* [INPUT DATA]
• • • • • • •

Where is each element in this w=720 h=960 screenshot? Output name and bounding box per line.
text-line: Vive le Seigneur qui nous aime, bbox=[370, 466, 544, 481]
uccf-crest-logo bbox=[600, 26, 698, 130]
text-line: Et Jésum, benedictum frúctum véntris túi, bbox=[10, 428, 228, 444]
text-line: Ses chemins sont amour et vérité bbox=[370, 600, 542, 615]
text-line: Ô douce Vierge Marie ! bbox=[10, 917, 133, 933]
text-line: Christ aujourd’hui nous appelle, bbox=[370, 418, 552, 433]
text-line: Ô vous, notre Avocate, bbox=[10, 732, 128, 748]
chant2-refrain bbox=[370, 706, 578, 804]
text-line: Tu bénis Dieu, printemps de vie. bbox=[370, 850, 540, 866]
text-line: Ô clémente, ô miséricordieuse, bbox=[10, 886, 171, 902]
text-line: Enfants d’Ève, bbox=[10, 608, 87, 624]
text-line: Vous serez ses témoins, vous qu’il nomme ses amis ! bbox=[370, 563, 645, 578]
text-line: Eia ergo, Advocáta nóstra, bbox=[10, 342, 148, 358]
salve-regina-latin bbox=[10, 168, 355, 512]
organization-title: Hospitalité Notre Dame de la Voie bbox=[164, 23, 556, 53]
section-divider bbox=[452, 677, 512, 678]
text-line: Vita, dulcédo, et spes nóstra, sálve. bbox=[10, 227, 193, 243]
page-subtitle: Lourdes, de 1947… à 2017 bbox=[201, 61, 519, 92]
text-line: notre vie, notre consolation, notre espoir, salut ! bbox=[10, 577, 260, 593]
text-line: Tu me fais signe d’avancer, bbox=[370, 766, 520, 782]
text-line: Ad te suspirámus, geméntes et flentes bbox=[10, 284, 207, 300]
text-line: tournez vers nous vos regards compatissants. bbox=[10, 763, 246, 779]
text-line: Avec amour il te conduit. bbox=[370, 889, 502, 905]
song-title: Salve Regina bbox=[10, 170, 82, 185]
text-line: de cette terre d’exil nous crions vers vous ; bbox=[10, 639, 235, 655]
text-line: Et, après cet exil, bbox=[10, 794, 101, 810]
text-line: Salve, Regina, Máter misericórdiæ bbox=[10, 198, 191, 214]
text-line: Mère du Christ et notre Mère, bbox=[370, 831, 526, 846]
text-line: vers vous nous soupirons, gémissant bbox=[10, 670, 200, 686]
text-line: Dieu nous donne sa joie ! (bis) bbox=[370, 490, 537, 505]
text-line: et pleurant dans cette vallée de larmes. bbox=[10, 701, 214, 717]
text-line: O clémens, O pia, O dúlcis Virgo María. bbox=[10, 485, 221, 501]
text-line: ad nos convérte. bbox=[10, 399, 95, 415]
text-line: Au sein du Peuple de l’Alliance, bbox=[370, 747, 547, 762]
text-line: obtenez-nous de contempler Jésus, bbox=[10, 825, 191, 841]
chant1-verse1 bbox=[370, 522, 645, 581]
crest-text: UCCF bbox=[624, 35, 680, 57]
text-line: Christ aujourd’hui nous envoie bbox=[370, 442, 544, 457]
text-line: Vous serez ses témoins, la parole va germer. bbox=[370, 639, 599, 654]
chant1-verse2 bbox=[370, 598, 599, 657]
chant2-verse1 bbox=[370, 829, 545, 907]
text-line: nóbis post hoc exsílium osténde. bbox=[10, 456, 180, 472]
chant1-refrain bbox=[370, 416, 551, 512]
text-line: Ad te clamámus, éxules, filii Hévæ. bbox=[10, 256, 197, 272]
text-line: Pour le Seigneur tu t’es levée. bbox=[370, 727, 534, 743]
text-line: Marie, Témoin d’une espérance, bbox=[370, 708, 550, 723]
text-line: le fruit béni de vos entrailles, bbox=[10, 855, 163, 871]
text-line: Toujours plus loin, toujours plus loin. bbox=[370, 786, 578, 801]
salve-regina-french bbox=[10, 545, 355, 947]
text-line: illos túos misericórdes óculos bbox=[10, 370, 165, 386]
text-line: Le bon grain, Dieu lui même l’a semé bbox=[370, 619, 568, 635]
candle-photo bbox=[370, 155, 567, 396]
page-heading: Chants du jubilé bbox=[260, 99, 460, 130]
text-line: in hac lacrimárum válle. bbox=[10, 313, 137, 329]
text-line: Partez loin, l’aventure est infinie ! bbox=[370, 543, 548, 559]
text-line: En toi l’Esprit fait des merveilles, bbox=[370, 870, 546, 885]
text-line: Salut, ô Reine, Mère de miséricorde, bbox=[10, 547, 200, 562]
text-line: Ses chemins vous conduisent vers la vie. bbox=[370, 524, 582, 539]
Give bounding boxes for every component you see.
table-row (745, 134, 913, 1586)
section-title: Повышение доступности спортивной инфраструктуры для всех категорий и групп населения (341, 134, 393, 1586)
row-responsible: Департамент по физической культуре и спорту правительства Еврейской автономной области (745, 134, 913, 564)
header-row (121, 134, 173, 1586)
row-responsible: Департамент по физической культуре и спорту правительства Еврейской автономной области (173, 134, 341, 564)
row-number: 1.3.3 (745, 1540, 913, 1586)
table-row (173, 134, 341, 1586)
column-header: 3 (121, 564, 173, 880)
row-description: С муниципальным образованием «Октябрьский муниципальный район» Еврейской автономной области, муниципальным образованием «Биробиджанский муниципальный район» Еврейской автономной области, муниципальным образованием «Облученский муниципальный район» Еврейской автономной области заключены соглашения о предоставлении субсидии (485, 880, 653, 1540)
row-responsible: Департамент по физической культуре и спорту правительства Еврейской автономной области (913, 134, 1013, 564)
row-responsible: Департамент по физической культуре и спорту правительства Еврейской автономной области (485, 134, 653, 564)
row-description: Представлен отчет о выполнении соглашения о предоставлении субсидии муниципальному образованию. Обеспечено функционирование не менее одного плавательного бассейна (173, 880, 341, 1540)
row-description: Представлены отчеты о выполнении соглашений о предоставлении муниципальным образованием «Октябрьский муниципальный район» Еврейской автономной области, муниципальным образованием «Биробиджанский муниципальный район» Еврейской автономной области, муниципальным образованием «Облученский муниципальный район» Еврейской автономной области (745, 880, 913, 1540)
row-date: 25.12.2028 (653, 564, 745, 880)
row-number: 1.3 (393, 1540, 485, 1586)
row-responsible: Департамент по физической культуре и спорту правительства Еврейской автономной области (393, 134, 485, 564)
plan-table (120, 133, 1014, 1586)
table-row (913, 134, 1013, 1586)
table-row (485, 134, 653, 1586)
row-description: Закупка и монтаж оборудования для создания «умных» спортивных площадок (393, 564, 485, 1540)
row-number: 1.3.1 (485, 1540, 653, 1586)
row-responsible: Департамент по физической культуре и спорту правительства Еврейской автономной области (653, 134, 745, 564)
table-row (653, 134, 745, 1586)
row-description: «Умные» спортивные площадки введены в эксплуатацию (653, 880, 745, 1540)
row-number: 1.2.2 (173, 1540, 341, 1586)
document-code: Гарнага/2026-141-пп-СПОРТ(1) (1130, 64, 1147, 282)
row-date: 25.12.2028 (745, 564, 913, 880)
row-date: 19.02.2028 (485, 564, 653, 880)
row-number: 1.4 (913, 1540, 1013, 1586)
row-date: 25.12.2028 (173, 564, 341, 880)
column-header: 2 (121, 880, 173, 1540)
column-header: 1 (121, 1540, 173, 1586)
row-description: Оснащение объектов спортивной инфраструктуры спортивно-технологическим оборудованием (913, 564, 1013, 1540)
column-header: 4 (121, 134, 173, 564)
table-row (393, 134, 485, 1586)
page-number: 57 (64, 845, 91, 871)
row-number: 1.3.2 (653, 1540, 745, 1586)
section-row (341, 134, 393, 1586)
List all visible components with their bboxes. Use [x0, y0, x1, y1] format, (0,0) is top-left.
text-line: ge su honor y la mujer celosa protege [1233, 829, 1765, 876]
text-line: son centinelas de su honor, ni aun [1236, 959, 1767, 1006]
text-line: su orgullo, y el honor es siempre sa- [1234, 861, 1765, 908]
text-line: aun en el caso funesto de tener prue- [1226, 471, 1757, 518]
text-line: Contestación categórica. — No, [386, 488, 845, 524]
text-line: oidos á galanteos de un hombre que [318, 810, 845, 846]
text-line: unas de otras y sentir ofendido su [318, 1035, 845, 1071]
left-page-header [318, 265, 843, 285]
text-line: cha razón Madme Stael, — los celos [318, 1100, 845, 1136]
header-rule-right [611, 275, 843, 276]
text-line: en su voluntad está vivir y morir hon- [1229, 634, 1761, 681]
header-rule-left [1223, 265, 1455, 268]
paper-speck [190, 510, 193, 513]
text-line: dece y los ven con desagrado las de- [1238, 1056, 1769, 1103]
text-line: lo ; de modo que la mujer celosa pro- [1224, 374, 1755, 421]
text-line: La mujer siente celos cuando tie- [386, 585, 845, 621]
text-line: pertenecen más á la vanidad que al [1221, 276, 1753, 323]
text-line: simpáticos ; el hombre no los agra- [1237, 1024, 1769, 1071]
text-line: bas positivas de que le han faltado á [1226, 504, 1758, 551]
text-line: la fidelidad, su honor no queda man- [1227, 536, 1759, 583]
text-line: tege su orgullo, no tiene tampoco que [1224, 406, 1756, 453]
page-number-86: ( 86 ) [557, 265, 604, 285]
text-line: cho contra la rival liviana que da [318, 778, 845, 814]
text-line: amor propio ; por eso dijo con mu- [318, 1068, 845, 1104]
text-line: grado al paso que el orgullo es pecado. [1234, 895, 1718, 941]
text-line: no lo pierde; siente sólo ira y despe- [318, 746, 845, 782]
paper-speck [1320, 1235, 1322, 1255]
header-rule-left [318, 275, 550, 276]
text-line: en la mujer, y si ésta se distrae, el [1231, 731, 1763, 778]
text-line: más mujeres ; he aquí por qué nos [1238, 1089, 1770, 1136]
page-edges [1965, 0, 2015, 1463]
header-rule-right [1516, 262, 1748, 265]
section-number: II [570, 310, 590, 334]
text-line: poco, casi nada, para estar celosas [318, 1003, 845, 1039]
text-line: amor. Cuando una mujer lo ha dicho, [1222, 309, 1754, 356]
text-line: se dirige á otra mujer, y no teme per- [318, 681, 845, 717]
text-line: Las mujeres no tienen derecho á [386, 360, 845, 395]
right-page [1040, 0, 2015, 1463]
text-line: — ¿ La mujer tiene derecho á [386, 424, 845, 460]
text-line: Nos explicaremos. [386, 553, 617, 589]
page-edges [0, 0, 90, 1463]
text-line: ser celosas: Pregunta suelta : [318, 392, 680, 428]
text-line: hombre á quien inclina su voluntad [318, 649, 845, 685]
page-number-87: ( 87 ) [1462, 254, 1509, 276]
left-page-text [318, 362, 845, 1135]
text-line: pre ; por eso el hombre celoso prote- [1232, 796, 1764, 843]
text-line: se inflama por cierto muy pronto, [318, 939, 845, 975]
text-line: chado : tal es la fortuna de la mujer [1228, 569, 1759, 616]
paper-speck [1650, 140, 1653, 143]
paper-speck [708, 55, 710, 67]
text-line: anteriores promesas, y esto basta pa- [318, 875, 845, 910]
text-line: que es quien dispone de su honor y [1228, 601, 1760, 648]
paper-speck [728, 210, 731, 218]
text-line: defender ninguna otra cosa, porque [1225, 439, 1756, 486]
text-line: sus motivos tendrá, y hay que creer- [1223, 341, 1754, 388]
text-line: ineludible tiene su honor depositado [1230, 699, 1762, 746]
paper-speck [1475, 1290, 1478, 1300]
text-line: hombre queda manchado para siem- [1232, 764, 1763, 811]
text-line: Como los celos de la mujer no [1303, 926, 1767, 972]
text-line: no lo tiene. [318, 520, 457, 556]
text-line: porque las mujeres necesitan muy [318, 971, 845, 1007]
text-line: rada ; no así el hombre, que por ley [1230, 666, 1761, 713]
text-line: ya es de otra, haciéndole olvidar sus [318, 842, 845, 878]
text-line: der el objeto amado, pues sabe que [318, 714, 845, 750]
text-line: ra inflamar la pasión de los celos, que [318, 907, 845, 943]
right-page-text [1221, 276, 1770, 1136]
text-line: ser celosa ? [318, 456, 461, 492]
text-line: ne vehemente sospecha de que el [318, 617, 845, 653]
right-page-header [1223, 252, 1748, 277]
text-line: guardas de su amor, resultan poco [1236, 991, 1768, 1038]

• • • • • • •

Reproduce verbatim the lines from the start of the entries through the line containing "uccf-crest-logo bbox=[600, 26, 698, 130]", including that line.

Where is each element in this w=720 h=960 screenshot? Output name and bounding box per line.
text-line: Vive le Seigneur qui nous aime, bbox=[370, 466, 544, 481]
uccf-crest-logo bbox=[600, 26, 698, 130]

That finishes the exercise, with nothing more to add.